>> Start Records provided

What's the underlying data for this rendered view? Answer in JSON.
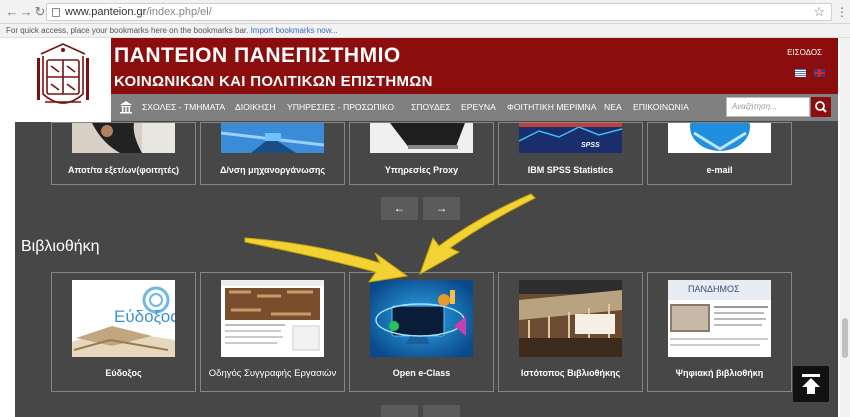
{
  "browser": {
    "url_host": "www.panteion.gr",
    "url_path": "/index.php/el/",
    "bookmark_hint": "For quick access, place your bookmarks here on the bookmarks bar.",
    "bookmark_import": "Import bookmarks now..."
  },
  "header": {
    "title_line1": "ΠΑΝΤΕΙΟΝ ΠΑΝΕΠΙΣΤΗΜΙΟ",
    "title_line2": "ΚΟΙΝΩΝΙΚΩΝ ΚΑΙ ΠΟΛΙΤΙΚΩΝ ΕΠΙΣΤΗΜΩΝ",
    "login": "ΕΙΣΟΔΟΣ"
  },
  "menu": {
    "items": [
      "ΣΧΟΛΕΣ - ΤΜΗΜΑΤΑ",
      "ΔΙΟΙΚΗΣΗ",
      "ΥΠΗΡΕΣΙΕΣ - ΠΡΟΣΩΠΙΚΟ",
      "ΣΠΟΥΔΕΣ",
      "ΕΡΕΥΝΑ",
      "ΦΟΙΤΗΤΙΚΗ ΜΕΡΙΜΝΑ",
      "ΝΕΑ",
      "ΕΠΙΚΟΙΝΩΝΙΑ"
    ],
    "search_placeholder": "Αναζήτηση..."
  },
  "services": {
    "tiles": [
      {
        "label": "Αποτ/τα εξετ/ων(φοιτητές)"
      },
      {
        "label": "Δ/νση μηχανοργάνωσης"
      },
      {
        "label": "Υπηρεσίες Proxy"
      },
      {
        "label": "IBM SPSS Statistics",
        "image_text": "SPSS"
      },
      {
        "label": "e-mail"
      }
    ],
    "prev": "←",
    "next": "→"
  },
  "library": {
    "title": "Βιβλιοθήκη",
    "tiles": [
      {
        "label": "Εύδοξος",
        "image_text": "Εύδοξος"
      },
      {
        "label": "Οδηγός Συγγραφής Εργασιών"
      },
      {
        "label": "Open e-Class"
      },
      {
        "label": "Ιστότοπος Βιβλιοθήκης"
      },
      {
        "label": "Ψηφιακή βιβλιοθήκη",
        "image_text": "ΠΑΝΔΗΜΟΣ"
      }
    ]
  },
  "colors": {
    "brand": "#8b0d0d",
    "menu": "#808080",
    "body": "#474747",
    "arrow": "#f2d234"
  },
  "icons": [
    "home-icon",
    "search-icon",
    "back-to-top-icon",
    "star-icon"
  ]
}
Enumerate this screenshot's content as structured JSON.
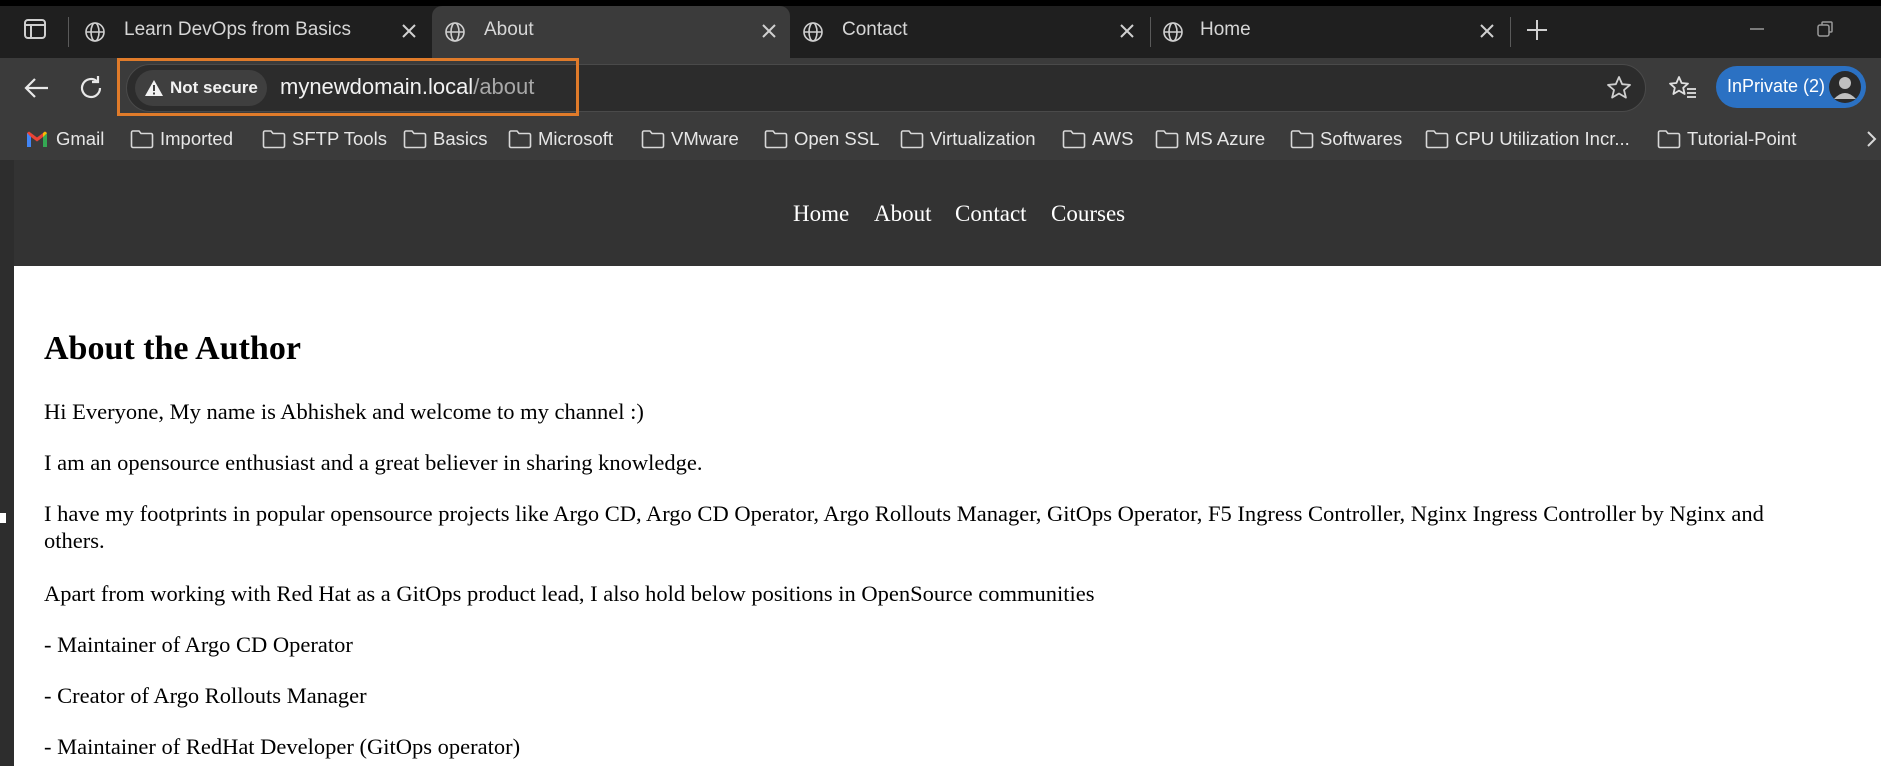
{
  "browser": {
    "tabs": [
      {
        "title": "Learn DevOps from Basics",
        "active": false
      },
      {
        "title": "About",
        "active": true
      },
      {
        "title": "Contact",
        "active": false
      },
      {
        "title": "Home",
        "active": false
      }
    ],
    "address_bar": {
      "security_label": "Not secure",
      "url_host": "mynewdomain.local",
      "url_path": "/about"
    },
    "profile_label": "InPrivate (2)",
    "bookmarks": [
      "Gmail",
      "Imported",
      "SFTP Tools",
      "Basics",
      "Microsoft",
      "VMware",
      "Open SSL",
      "Virtualization",
      "AWS",
      "MS Azure",
      "Softwares",
      "CPU Utilization Incr...",
      "Tutorial-Point"
    ],
    "colors": {
      "highlight_box": "#e07b2a",
      "inprivate_badge": "#2b71c3"
    }
  },
  "site": {
    "nav": [
      "Home",
      "About",
      "Contact",
      "Courses"
    ],
    "heading": "About the Author",
    "paragraphs": [
      "Hi Everyone, My name is Abhishek and welcome to my channel :)",
      "I am an opensource enthusiast and a great believer in sharing knowledge.",
      "I have my footprints in popular opensource projects like Argo CD, Argo CD Operator, Argo Rollouts Manager, GitOps Operator, F5 Ingress Controller, Nginx Ingress Controller by Nginx and",
      "others.",
      "Apart from working with Red Hat as a GitOps product lead, I also hold below positions in OpenSource communities",
      "- Maintainer of Argo CD Operator",
      "- Creator of Argo Rollouts Manager",
      "- Maintainer of RedHat Developer (GitOps operator)"
    ]
  }
}
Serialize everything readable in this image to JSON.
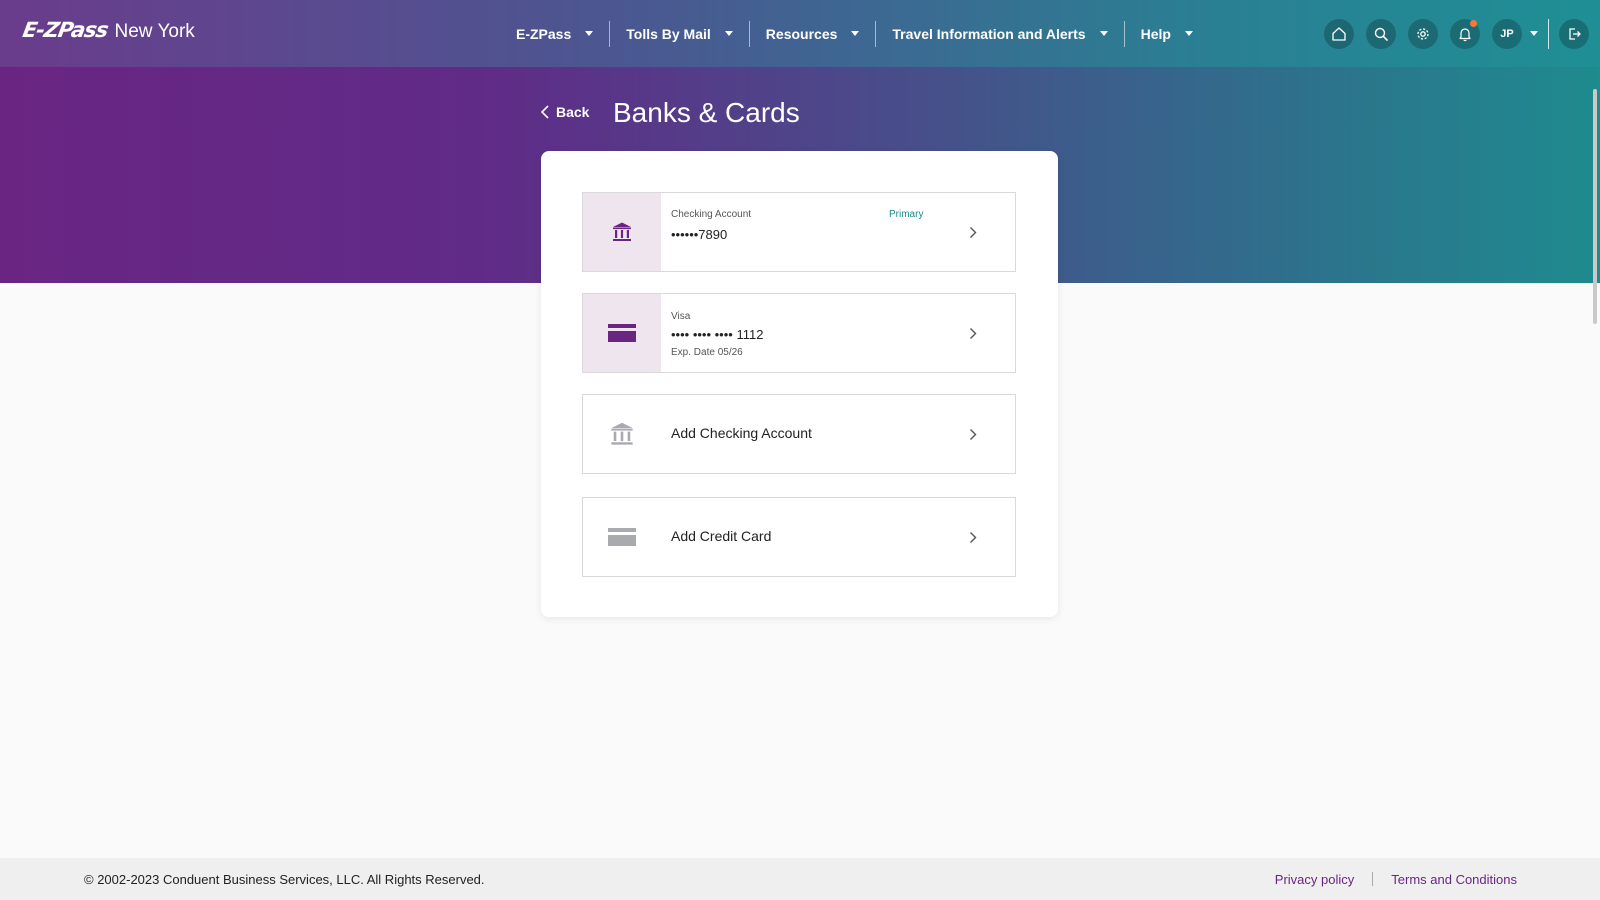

>> End Records provided

▸ **Given task**
Restate each line of the records exactly; pictures do not belong in the copy.

▸ **Solution for this task**
What's the underlying data for this rendered view? Answer in JSON.
{
  "browser": {
    "url_host": "www.panteion.gr",
    "url_path": "/index.php/el/",
    "bookmark_hint": "For quick access, place your bookmarks here on the bookmarks bar.",
    "bookmark_import": "Import bookmarks now..."
  },
  "header": {
    "title_line1": "ΠΑΝΤΕΙΟΝ ΠΑΝΕΠΙΣΤΗΜΙΟ",
    "title_line2": "ΚΟΙΝΩΝΙΚΩΝ ΚΑΙ ΠΟΛΙΤΙΚΩΝ ΕΠΙΣΤΗΜΩΝ",
    "login": "ΕΙΣΟΔΟΣ"
  },
  "menu": {
    "items": [
      "ΣΧΟΛΕΣ - ΤΜΗΜΑΤΑ",
      "ΔΙΟΙΚΗΣΗ",
      "ΥΠΗΡΕΣΙΕΣ - ΠΡΟΣΩΠΙΚΟ",
      "ΣΠΟΥΔΕΣ",
      "ΕΡΕΥΝΑ",
      "ΦΟΙΤΗΤΙΚΗ ΜΕΡΙΜΝΑ",
      "ΝΕΑ",
      "ΕΠΙΚΟΙΝΩΝΙΑ"
    ],
    "search_placeholder": "Αναζήτηση..."
  },
  "services": {
    "tiles": [
      {
        "label": "Αποτ/τα εξετ/ων(φοιτητές)"
      },
      {
        "label": "Δ/νση μηχανοργάνωσης"
      },
      {
        "label": "Υπηρεσίες Proxy"
      },
      {
        "label": "IBM SPSS Statistics",
        "image_text": "SPSS"
      },
      {
        "label": "e-mail"
      }
    ],
    "prev": "←",
    "next": "→"
  },
  "library": {
    "title": "Βιβλιοθήκη",
    "tiles": [
      {
        "label": "Εύδοξος",
        "image_text": "Εύδοξος"
      },
      {
        "label": "Οδηγός Συγγραφής Εργασιών"
      },
      {
        "label": "Open e-Class"
      },
      {
        "label": "Ιστότοπος Βιβλιοθήκης"
      },
      {
        "label": "Ψηφιακή βιβλιοθήκη",
        "image_text": "ΠΑΝΔΗΜΟΣ"
      }
    ]
  },
  "colors": {
    "brand": "#8b0d0d",
    "menu": "#808080",
    "body": "#474747",
    "arrow": "#f2d234"
  },
  "icons": [
    "home-icon",
    "search-icon",
    "back-to-top-icon",
    "star-icon"
  ]
}
Enumerate this screenshot's content as structured JSON.
{
  "browser": {
    "tabs": [
      {
        "title": "Learn DevOps from Basics",
        "active": false
      },
      {
        "title": "About",
        "active": true
      },
      {
        "title": "Contact",
        "active": false
      },
      {
        "title": "Home",
        "active": false
      }
    ],
    "address_bar": {
      "security_label": "Not secure",
      "url_host": "mynewdomain.local",
      "url_path": "/about"
    },
    "profile_label": "InPrivate (2)",
    "bookmarks": [
      "Gmail",
      "Imported",
      "SFTP Tools",
      "Basics",
      "Microsoft",
      "VMware",
      "Open SSL",
      "Virtualization",
      "AWS",
      "MS Azure",
      "Softwares",
      "CPU Utilization Incr...",
      "Tutorial-Point"
    ],
    "colors": {
      "highlight_box": "#e07b2a",
      "inprivate_badge": "#2b71c3"
    }
  },
  "site": {
    "nav": [
      "Home",
      "About",
      "Contact",
      "Courses"
    ],
    "heading": "About the Author",
    "paragraphs": [
      "Hi Everyone, My name is Abhishek and welcome to my channel :)",
      "I am an opensource enthusiast and a great believer in sharing knowledge.",
      "I have my footprints in popular opensource projects like Argo CD, Argo CD Operator, Argo Rollouts Manager, GitOps Operator, F5 Ingress Controller, Nginx Ingress Controller by Nginx and",
      "others.",
      "Apart from working with Red Hat as a GitOps product lead, I also hold below positions in OpenSource communities",
      "- Maintainer of Argo CD Operator",
      "- Creator of Argo Rollouts Manager",
      "- Maintainer of RedHat Developer (GitOps operator)"
    ]
  }
}
Serialize everything readable in this image to JSON.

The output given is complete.